Search the listing below for the string "name" and copy every line where it occurs.

## BEGIN Excerpted data

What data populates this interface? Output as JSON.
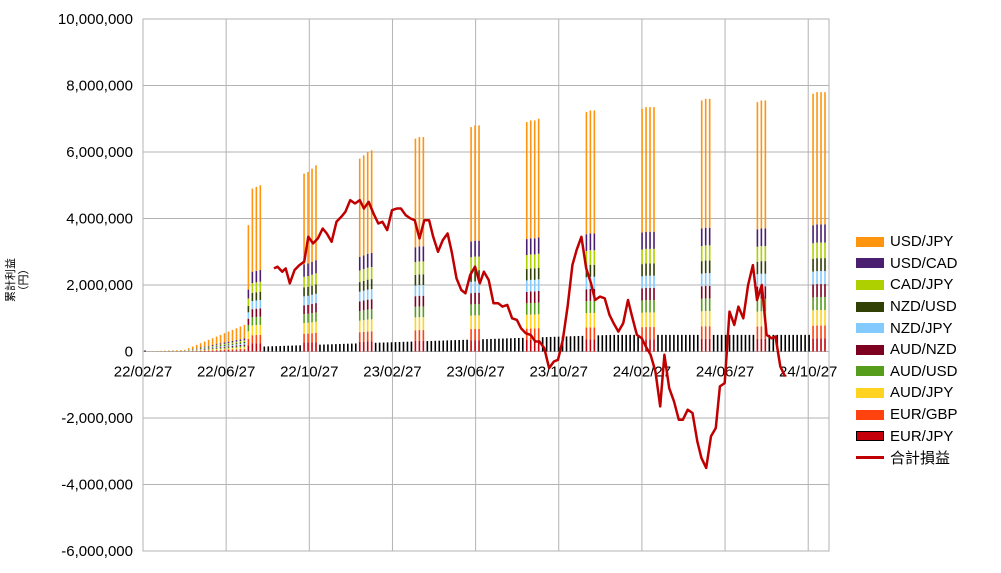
{
  "chart_data": {
    "type": "bar",
    "stacked": true,
    "title": "",
    "ylabel": "累計利益\n（円）",
    "ylim": [
      -6000000,
      10000000
    ],
    "yticks": [
      10000000,
      8000000,
      6000000,
      4000000,
      2000000,
      0,
      -2000000,
      -4000000,
      -6000000
    ],
    "ytick_labels": [
      "10,000,000",
      "8,000,000",
      "6,000,000",
      "4,000,000",
      "2,000,000",
      "0",
      "-2,000,000",
      "-4,000,000",
      "-6,000,000"
    ],
    "xtick_labels": [
      "22/02/27",
      "22/06/27",
      "22/10/27",
      "23/02/27",
      "23/06/27",
      "23/10/27",
      "24/02/27",
      "24/06/27",
      "24/10/27"
    ],
    "grid": true,
    "legend_position": "right",
    "series": [
      {
        "name": "USD/JPY",
        "color": "#ff950e",
        "share": 0.51
      },
      {
        "name": "USD/CAD",
        "color": "#4b1f6f",
        "share": 0.07
      },
      {
        "name": "CAD/JPY",
        "color": "#aecf00",
        "share": 0.06
      },
      {
        "name": "NZD/USD",
        "color": "#314004",
        "share": 0.05
      },
      {
        "name": "NZD/JPY",
        "color": "#83caff",
        "share": 0.05
      },
      {
        "name": "AUD/NZD",
        "color": "#7e0021",
        "share": 0.05
      },
      {
        "name": "AUD/USD",
        "color": "#579d1c",
        "share": 0.05
      },
      {
        "name": "AUD/JPY",
        "color": "#ffd320",
        "share": 0.06
      },
      {
        "name": "EUR/GBP",
        "color": "#ff420e",
        "share": 0.05
      },
      {
        "name": "EUR/JPY",
        "color": "#c5000b",
        "share": 0.05
      }
    ],
    "stack_totals_weekly": [
      0,
      5000,
      10000,
      15000,
      20000,
      25000,
      30000,
      35000,
      40000,
      45000,
      50000,
      100000,
      150000,
      200000,
      250000,
      300000,
      350000,
      400000,
      450000,
      500000,
      550000,
      600000,
      650000,
      700000,
      750000,
      800000,
      3800000,
      4900000,
      4950000,
      5000000,
      0,
      0,
      0,
      0,
      0,
      0,
      0,
      0,
      0,
      0,
      5350000,
      5400000,
      5500000,
      5600000,
      0,
      0,
      0,
      0,
      0,
      0,
      0,
      0,
      0,
      0,
      5800000,
      5900000,
      6000000,
      6050000,
      0,
      0,
      0,
      0,
      0,
      0,
      0,
      0,
      0,
      0,
      6400000,
      6450000,
      6450000,
      0,
      0,
      0,
      0,
      0,
      0,
      0,
      0,
      0,
      0,
      0,
      6750000,
      6800000,
      6800000,
      0,
      0,
      0,
      0,
      0,
      0,
      0,
      0,
      0,
      0,
      0,
      6900000,
      6950000,
      6950000,
      7000000,
      0,
      0,
      0,
      0,
      0,
      0,
      0,
      0,
      0,
      0,
      0,
      7200000,
      7250000,
      7250000,
      0,
      0,
      0,
      0,
      0,
      0,
      0,
      0,
      0,
      0,
      0,
      7300000,
      7350000,
      7350000,
      7350000,
      0,
      0,
      0,
      0,
      0,
      0,
      0,
      0,
      0,
      0,
      0,
      7550000,
      7600000,
      7600000,
      0,
      0,
      0,
      0,
      0,
      0,
      0,
      0,
      0,
      0,
      0,
      7500000,
      7550000,
      7550000,
      0,
      0,
      0,
      0,
      0,
      0,
      0,
      0,
      0,
      0,
      0,
      7750000,
      7800000,
      7800000,
      7800000
    ],
    "base_totals_weekly_note": "",
    "total_pnl": {
      "name": "合計損益",
      "color": "#c00000",
      "points": [
        [
          0.191,
          2500000
        ],
        [
          0.196,
          2550000
        ],
        [
          0.203,
          2400000
        ],
        [
          0.208,
          2500000
        ],
        [
          0.214,
          2050000
        ],
        [
          0.221,
          2450000
        ],
        [
          0.228,
          2600000
        ],
        [
          0.235,
          2700000
        ],
        [
          0.241,
          3450000
        ],
        [
          0.248,
          3250000
        ],
        [
          0.255,
          3400000
        ],
        [
          0.262,
          3700000
        ],
        [
          0.268,
          3550000
        ],
        [
          0.275,
          3300000
        ],
        [
          0.282,
          3900000
        ],
        [
          0.289,
          4050000
        ],
        [
          0.295,
          4200000
        ],
        [
          0.302,
          4550000
        ],
        [
          0.309,
          4450000
        ],
        [
          0.316,
          4550000
        ],
        [
          0.322,
          4300000
        ],
        [
          0.329,
          4500000
        ],
        [
          0.336,
          4150000
        ],
        [
          0.343,
          3850000
        ],
        [
          0.349,
          3900000
        ],
        [
          0.356,
          3650000
        ],
        [
          0.363,
          4250000
        ],
        [
          0.37,
          4300000
        ],
        [
          0.376,
          4300000
        ],
        [
          0.383,
          4100000
        ],
        [
          0.39,
          4000000
        ],
        [
          0.396,
          3950000
        ],
        [
          0.403,
          3400000
        ],
        [
          0.41,
          3950000
        ],
        [
          0.417,
          3950000
        ],
        [
          0.423,
          3450000
        ],
        [
          0.43,
          3000000
        ],
        [
          0.437,
          3350000
        ],
        [
          0.444,
          3550000
        ],
        [
          0.45,
          3000000
        ],
        [
          0.457,
          2200000
        ],
        [
          0.464,
          1850000
        ],
        [
          0.47,
          1750000
        ],
        [
          0.477,
          2300000
        ],
        [
          0.484,
          2550000
        ],
        [
          0.491,
          2050000
        ],
        [
          0.497,
          2400000
        ],
        [
          0.504,
          2150000
        ],
        [
          0.511,
          1450000
        ],
        [
          0.518,
          1450000
        ],
        [
          0.524,
          1350000
        ],
        [
          0.531,
          1400000
        ],
        [
          0.538,
          1000000
        ],
        [
          0.545,
          950000
        ],
        [
          0.551,
          700000
        ],
        [
          0.558,
          550000
        ],
        [
          0.565,
          500000
        ],
        [
          0.572,
          300000
        ],
        [
          0.578,
          300000
        ],
        [
          0.585,
          100000
        ],
        [
          0.592,
          -500000
        ],
        [
          0.599,
          -300000
        ],
        [
          0.605,
          -250000
        ],
        [
          0.612,
          350000
        ],
        [
          0.619,
          1350000
        ],
        [
          0.626,
          2600000
        ],
        [
          0.632,
          3050000
        ],
        [
          0.639,
          3450000
        ],
        [
          0.646,
          2500000
        ],
        [
          0.653,
          2050000
        ],
        [
          0.659,
          1550000
        ],
        [
          0.666,
          1650000
        ],
        [
          0.673,
          1600000
        ],
        [
          0.68,
          1100000
        ],
        [
          0.686,
          850000
        ],
        [
          0.693,
          600000
        ],
        [
          0.7,
          850000
        ],
        [
          0.707,
          1550000
        ],
        [
          0.713,
          1050000
        ],
        [
          0.72,
          500000
        ],
        [
          0.727,
          400000
        ],
        [
          0.733,
          150000
        ],
        [
          0.74,
          -100000
        ],
        [
          0.747,
          -600000
        ],
        [
          0.754,
          -1650000
        ],
        [
          0.76,
          -100000
        ],
        [
          0.767,
          -1100000
        ],
        [
          0.774,
          -1500000
        ],
        [
          0.781,
          -2050000
        ],
        [
          0.787,
          -2050000
        ],
        [
          0.794,
          -1750000
        ],
        [
          0.801,
          -1850000
        ],
        [
          0.808,
          -2700000
        ],
        [
          0.814,
          -3200000
        ],
        [
          0.821,
          -3500000
        ],
        [
          0.828,
          -2550000
        ],
        [
          0.835,
          -2300000
        ],
        [
          0.841,
          -1050000
        ],
        [
          0.848,
          -950000
        ],
        [
          0.855,
          1200000
        ],
        [
          0.862,
          800000
        ],
        [
          0.868,
          1350000
        ],
        [
          0.875,
          1000000
        ],
        [
          0.882,
          2000000
        ],
        [
          0.889,
          2600000
        ],
        [
          0.895,
          1550000
        ],
        [
          0.902,
          2000000
        ],
        [
          0.909,
          500000
        ],
        [
          0.916,
          400000
        ],
        [
          0.922,
          450000
        ],
        [
          0.929,
          -450000
        ],
        [
          0.936,
          -750000
        ]
      ]
    }
  }
}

## END Excerpted data

§ **Solution to the exercise**:
        "name": "USD/JPY",
        "name": "USD/CAD",
        "name": "CAD/JPY",
        "name": "NZD/USD",
        "name": "NZD/JPY",
        "name": "AUD/NZD",
        "name": "AUD/USD",
        "name": "AUD/JPY",
        "name": "EUR/GBP",
        "name": "EUR/JPY",
      "name": "合計損益",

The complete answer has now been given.